▸ **EXERCISE OBJECTIVE**
The entries below need to be written out exactly, with no pictures included.

▸ **ENTRIES SUPPLIED**
>> Start
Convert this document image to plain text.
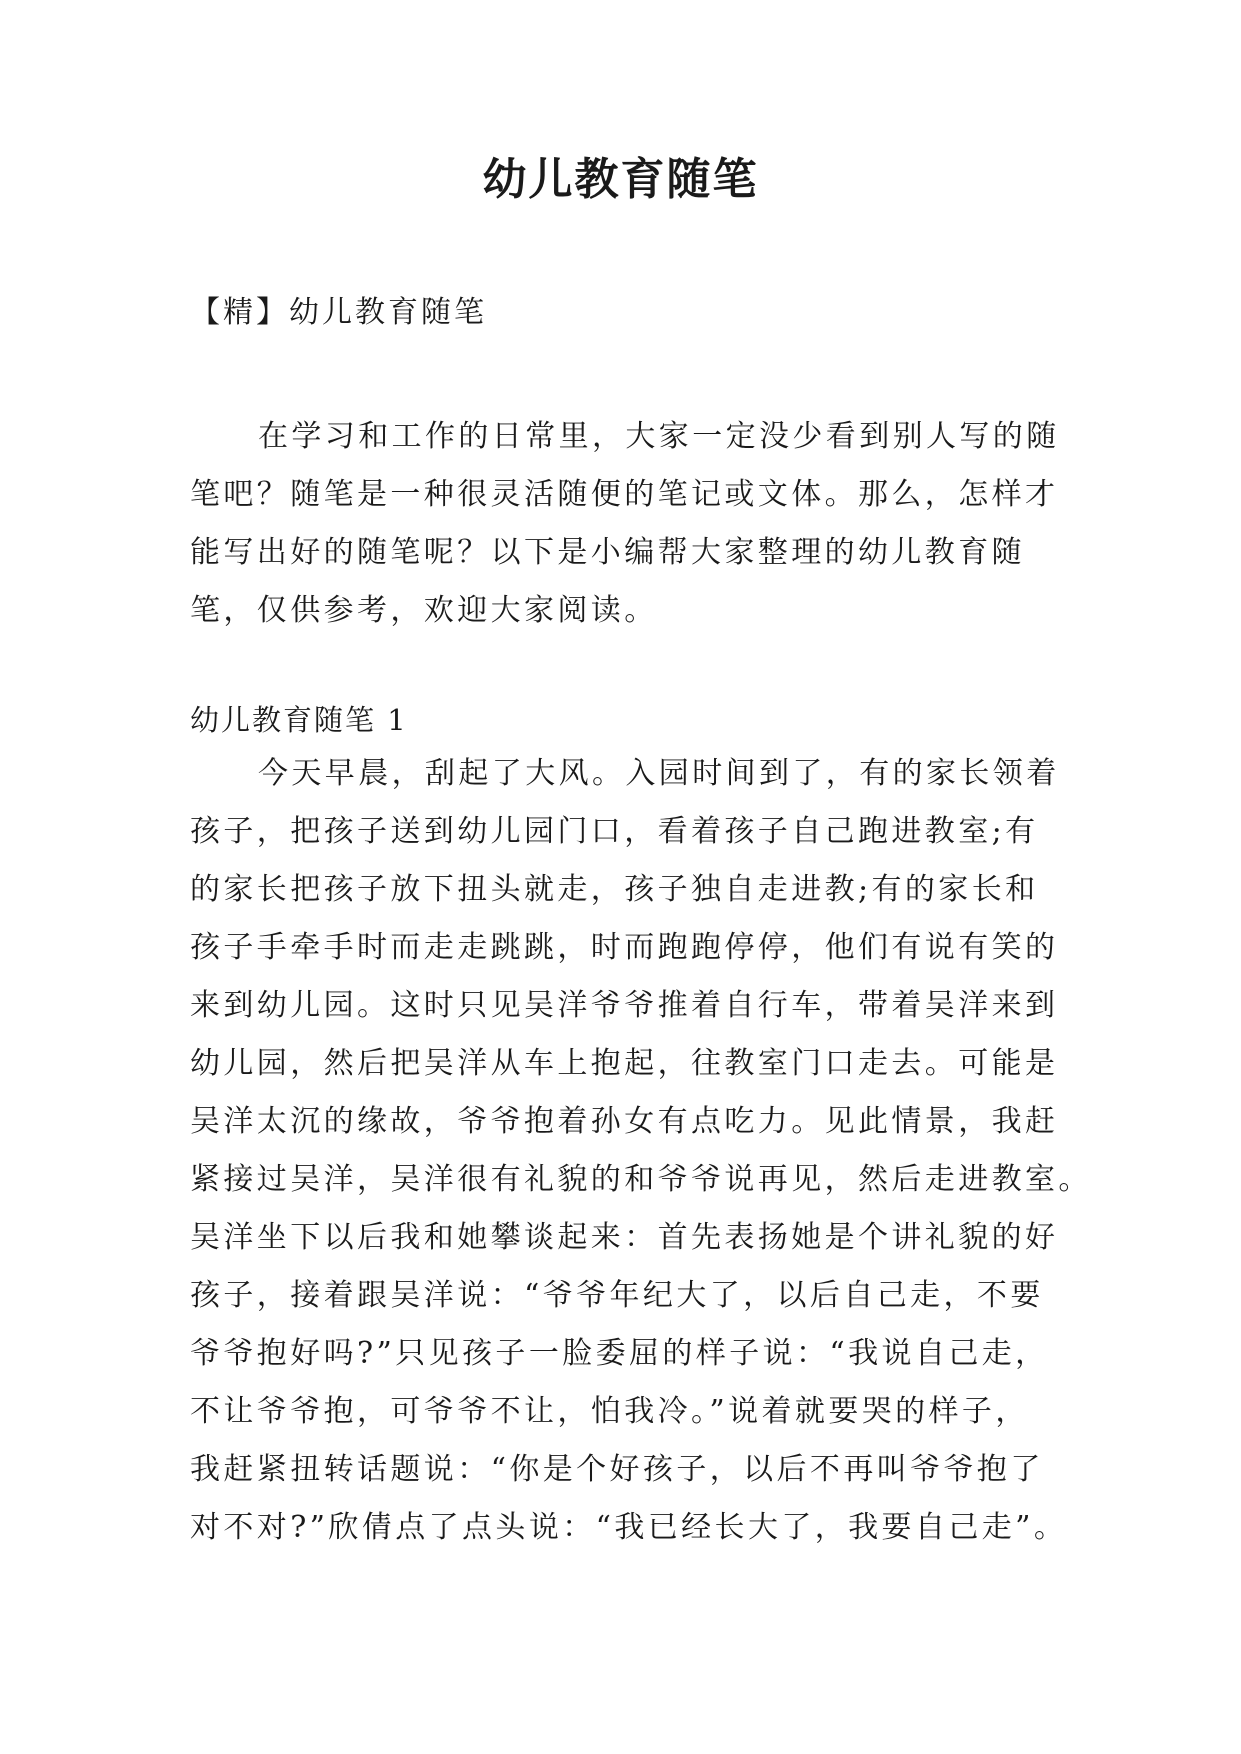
幼儿教育随笔
【精】幼儿教育随笔
在学习和工作的日常里，大家一定没少看到别人写的随
笔吧？随笔是一种很灵活随便的笔记或文体。那么，怎样才
能写出好的随笔呢？以下是小编帮大家整理的幼儿教育随
笔，仅供参考，欢迎大家阅读。
幼儿教育随笔 1
今天早晨，刮起了大风。入园时间到了，有的家长领着
孩子，把孩子送到幼儿园门口，看着孩子自己跑进教室;有
的家长把孩子放下扭头就走，孩子独自走进教;有的家长和
孩子手牵手时而走走跳跳，时而跑跑停停，他们有说有笑的
来到幼儿园。这时只见吴洋爷爷推着自行车，带着吴洋来到
幼儿园，然后把吴洋从车上抱起，往教室门口走去。可能是
吴洋太沉的缘故，爷爷抱着孙女有点吃力。见此情景，我赶
紧接过吴洋，吴洋很有礼貌的和爷爷说再见，然后走进教室。
吴洋坐下以后我和她攀谈起来：首先表扬她是个讲礼貌的好
孩子，接着跟吴洋说：“爷爷年纪大了，以后自己走，不要
爷爷抱好吗?”只见孩子一脸委屈的样子说：“我说自己走，
不让爷爷抱，可爷爷不让，怕我冷。”说着就要哭的样子，
我赶紧扭转话题说：“你是个好孩子，以后不再叫爷爷抱了
对不对?”欣倩点了点头说：“我已经长大了，我要自己走”。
>> End
▸ **THE REPLY**
Convert this document image to plain text.
幼儿教育随笔
【精】幼儿教育随笔
在学习和工作的日常里，大家一定没少看到别人写的随
笔吧？随笔是一种很灵活随便的笔记或文体。那么，怎样才
能写出好的随笔呢？以下是小编帮大家整理的幼儿教育随
笔，仅供参考，欢迎大家阅读。
幼儿教育随笔 1
今天早晨，刮起了大风。入园时间到了，有的家长领着
孩子，把孩子送到幼儿园门口，看着孩子自己跑进教室;有
的家长把孩子放下扭头就走，孩子独自走进教;有的家长和
孩子手牵手时而走走跳跳，时而跑跑停停，他们有说有笑的
来到幼儿园。这时只见吴洋爷爷推着自行车，带着吴洋来到
幼儿园，然后把吴洋从车上抱起，往教室门口走去。可能是
吴洋太沉的缘故，爷爷抱着孙女有点吃力。见此情景，我赶
紧接过吴洋，吴洋很有礼貌的和爷爷说再见，然后走进教室。
吴洋坐下以后我和她攀谈起来：首先表扬她是个讲礼貌的好
孩子，接着跟吴洋说：“爷爷年纪大了，以后自己走，不要
爷爷抱好吗?”只见孩子一脸委屈的样子说：“我说自己走，
不让爷爷抱，可爷爷不让，怕我冷。”说着就要哭的样子，
我赶紧扭转话题说：“你是个好孩子，以后不再叫爷爷抱了
对不对?”欣倩点了点头说：“我已经长大了，我要自己走”。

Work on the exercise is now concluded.